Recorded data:
┌──

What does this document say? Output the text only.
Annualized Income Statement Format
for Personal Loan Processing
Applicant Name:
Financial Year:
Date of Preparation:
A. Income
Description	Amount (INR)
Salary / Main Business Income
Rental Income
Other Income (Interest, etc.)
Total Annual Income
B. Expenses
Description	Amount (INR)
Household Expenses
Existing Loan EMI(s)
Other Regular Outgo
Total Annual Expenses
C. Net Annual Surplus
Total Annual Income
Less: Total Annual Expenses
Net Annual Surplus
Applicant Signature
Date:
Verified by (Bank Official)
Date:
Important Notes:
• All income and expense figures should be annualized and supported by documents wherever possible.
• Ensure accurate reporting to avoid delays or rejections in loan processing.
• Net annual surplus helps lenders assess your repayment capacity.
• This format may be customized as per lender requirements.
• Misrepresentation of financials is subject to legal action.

└──

Copy every line exactly. Leave nothing out.

What does this document say? Output the text only.
Annualized Income Statement Format
for Personal Loan Processing
Applicant Name:
Financial Year:
Date of Preparation:
A. Income
Description	Amount (INR)
Salary / Main Business Income
Rental Income
Other Income (Interest, etc.)
Total Annual Income
B. Expenses
Description	Amount (INR)
Household Expenses
Existing Loan EMI(s)
Other Regular Outgo
Total Annual Expenses
C. Net Annual Surplus
Total Annual Income
Less: Total Annual Expenses
Net Annual Surplus
Applicant Signature
Date:
Verified by (Bank Official)
Date:
Important Notes:
• All income and expense figures should be annualized and supported by documents wherever possible.
• Ensure accurate reporting to avoid delays or rejections in loan processing.
• Net annual surplus helps lenders assess your repayment capacity.
• This format may be customized as per lender requirements.
• Misrepresentation of financials is subject to legal action.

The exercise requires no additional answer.